What the exercise asks. Copy the entries below exactly. Images do not belong in the copy.

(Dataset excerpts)
+++
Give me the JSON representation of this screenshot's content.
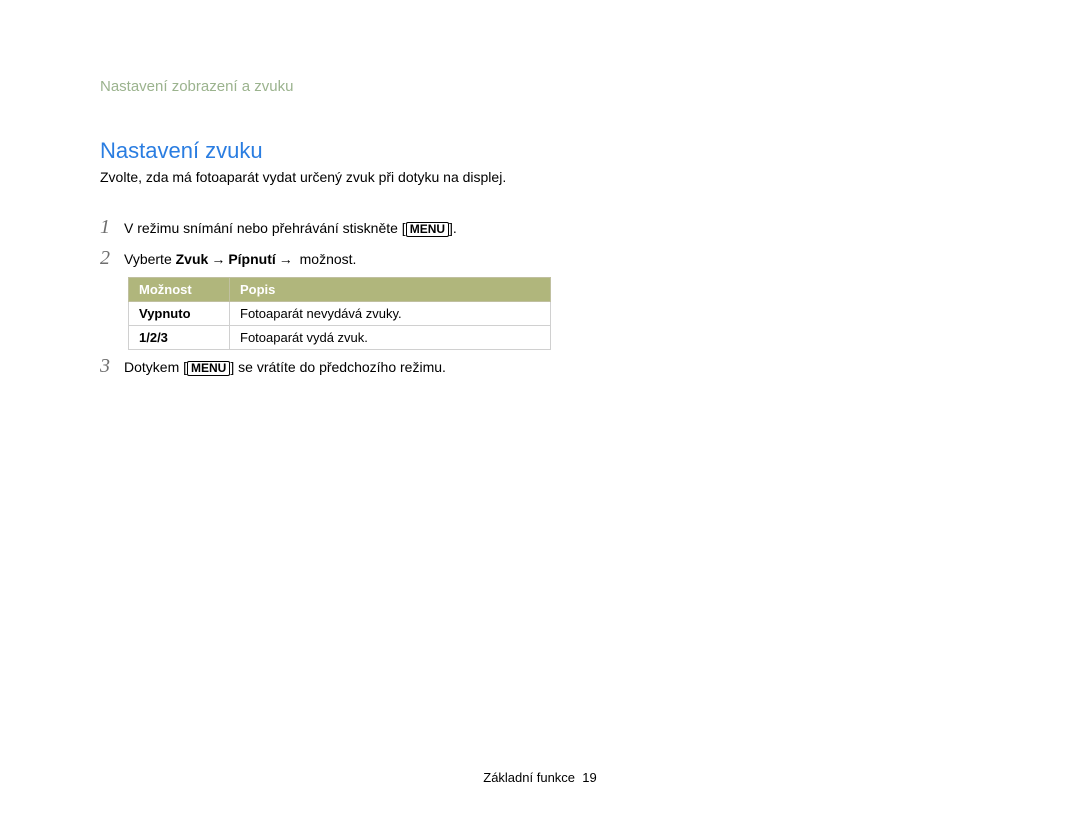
{
  "header": {
    "section": "Nastavení zobrazení a zvuku"
  },
  "content": {
    "heading": "Nastavení zvuku",
    "intro": "Zvolte, zda má fotoaparát vydat určený zvuk při dotyku na displej.",
    "steps": {
      "s1_num": "1",
      "s1_pre": "V režimu snímání nebo přehrávání stiskněte [",
      "s1_menu": "MENU",
      "s1_post": "].",
      "s2_num": "2",
      "s2_pre": "Vyberte ",
      "s2_b1": "Zvuk",
      "s2_arrow1": "→",
      "s2_b2": "Pípnutí",
      "s2_arrow2": "→",
      "s2_post": " možnost.",
      "s3_num": "3",
      "s3_pre": "Dotykem [",
      "s3_menu": "MENU",
      "s3_post": "] se vrátíte do předchozího režimu."
    },
    "table": {
      "h_option": "Možnost",
      "h_desc": "Popis",
      "rows": [
        {
          "option": "Vypnuto",
          "desc": "Fotoaparát nevydává zvuky."
        },
        {
          "option": "1/2/3",
          "desc": "Fotoaparát vydá zvuk."
        }
      ]
    }
  },
  "footer": {
    "chapter": "Základní funkce",
    "page": "19"
  }
}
+++
Written reply.
Give me the JSON representation of this screenshot's content.
{
  "header": {
    "section": "Nastavení zobrazení a zvuku"
  },
  "content": {
    "heading": "Nastavení zvuku",
    "intro": "Zvolte, zda má fotoaparát vydat určený zvuk při dotyku na displej.",
    "steps": {
      "s1_num": "1",
      "s1_pre": "V režimu snímání nebo přehrávání stiskněte [",
      "s1_menu": "MENU",
      "s1_post": "].",
      "s2_num": "2",
      "s2_pre": "Vyberte ",
      "s2_b1": "Zvuk",
      "s2_arrow1": "→",
      "s2_b2": "Pípnutí",
      "s2_arrow2": "→",
      "s2_post": " možnost.",
      "s3_num": "3",
      "s3_pre": "Dotykem [",
      "s3_menu": "MENU",
      "s3_post": "] se vrátíte do předchozího režimu."
    },
    "table": {
      "h_option": "Možnost",
      "h_desc": "Popis",
      "rows": [
        {
          "option": "Vypnuto",
          "desc": "Fotoaparát nevydává zvuky."
        },
        {
          "option": "1/2/3",
          "desc": "Fotoaparát vydá zvuk."
        }
      ]
    }
  },
  "footer": {
    "chapter": "Základní funkce",
    "page": "19"
  }
}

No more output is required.